▸ **RAW DATA**
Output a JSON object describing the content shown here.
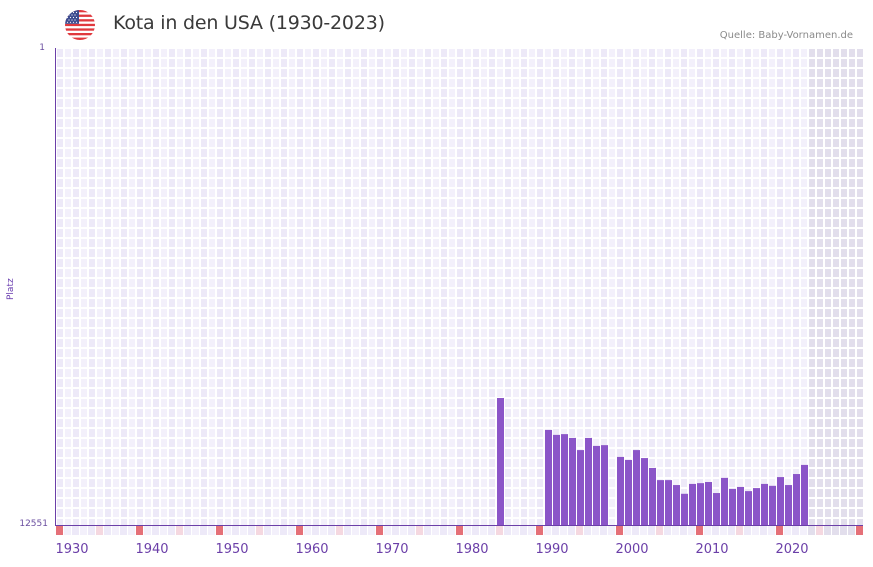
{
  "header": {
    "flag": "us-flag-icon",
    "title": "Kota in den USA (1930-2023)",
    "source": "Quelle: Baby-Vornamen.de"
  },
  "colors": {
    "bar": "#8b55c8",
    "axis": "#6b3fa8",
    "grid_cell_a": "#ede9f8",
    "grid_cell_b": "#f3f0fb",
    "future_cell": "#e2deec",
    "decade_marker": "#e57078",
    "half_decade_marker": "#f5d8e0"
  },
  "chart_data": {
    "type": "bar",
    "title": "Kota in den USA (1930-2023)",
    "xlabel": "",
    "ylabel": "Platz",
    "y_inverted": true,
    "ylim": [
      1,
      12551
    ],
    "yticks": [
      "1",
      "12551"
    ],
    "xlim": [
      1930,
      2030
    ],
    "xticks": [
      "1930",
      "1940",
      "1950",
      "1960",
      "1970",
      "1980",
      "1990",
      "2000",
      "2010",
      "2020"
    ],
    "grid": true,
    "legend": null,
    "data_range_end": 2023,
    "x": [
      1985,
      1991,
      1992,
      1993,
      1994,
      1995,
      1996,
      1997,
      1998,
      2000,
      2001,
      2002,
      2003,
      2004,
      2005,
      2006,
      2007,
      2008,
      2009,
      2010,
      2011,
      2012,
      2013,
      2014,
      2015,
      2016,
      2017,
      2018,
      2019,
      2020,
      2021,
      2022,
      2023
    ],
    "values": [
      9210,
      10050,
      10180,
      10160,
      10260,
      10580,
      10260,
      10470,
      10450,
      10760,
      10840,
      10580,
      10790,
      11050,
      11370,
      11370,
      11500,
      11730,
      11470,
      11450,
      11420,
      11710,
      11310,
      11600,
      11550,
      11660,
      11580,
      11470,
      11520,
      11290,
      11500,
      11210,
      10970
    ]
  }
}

▸ **WRITTEN REQUEST**
Give an exact copy of the material, leaving out every picture.

▸ **SOLUTION TO THE EXERCISE**
Output a JSON object describing the content shown here.
{
  "header": {
    "flag": "us-flag-icon",
    "title": "Kota in den USA (1930-2023)",
    "source": "Quelle: Baby-Vornamen.de"
  },
  "colors": {
    "bar": "#8b55c8",
    "axis": "#6b3fa8",
    "grid_cell_a": "#ede9f8",
    "grid_cell_b": "#f3f0fb",
    "future_cell": "#e2deec",
    "decade_marker": "#e57078",
    "half_decade_marker": "#f5d8e0"
  },
  "chart_data": {
    "type": "bar",
    "title": "Kota in den USA (1930-2023)",
    "xlabel": "",
    "ylabel": "Platz",
    "y_inverted": true,
    "ylim": [
      1,
      12551
    ],
    "yticks": [
      "1",
      "12551"
    ],
    "xlim": [
      1930,
      2030
    ],
    "xticks": [
      "1930",
      "1940",
      "1950",
      "1960",
      "1970",
      "1980",
      "1990",
      "2000",
      "2010",
      "2020"
    ],
    "grid": true,
    "legend": null,
    "data_range_end": 2023,
    "x": [
      1985,
      1991,
      1992,
      1993,
      1994,
      1995,
      1996,
      1997,
      1998,
      2000,
      2001,
      2002,
      2003,
      2004,
      2005,
      2006,
      2007,
      2008,
      2009,
      2010,
      2011,
      2012,
      2013,
      2014,
      2015,
      2016,
      2017,
      2018,
      2019,
      2020,
      2021,
      2022,
      2023
    ],
    "values": [
      9210,
      10050,
      10180,
      10160,
      10260,
      10580,
      10260,
      10470,
      10450,
      10760,
      10840,
      10580,
      10790,
      11050,
      11370,
      11370,
      11500,
      11730,
      11470,
      11450,
      11420,
      11710,
      11310,
      11600,
      11550,
      11660,
      11580,
      11470,
      11520,
      11290,
      11500,
      11210,
      10970
    ]
  }
}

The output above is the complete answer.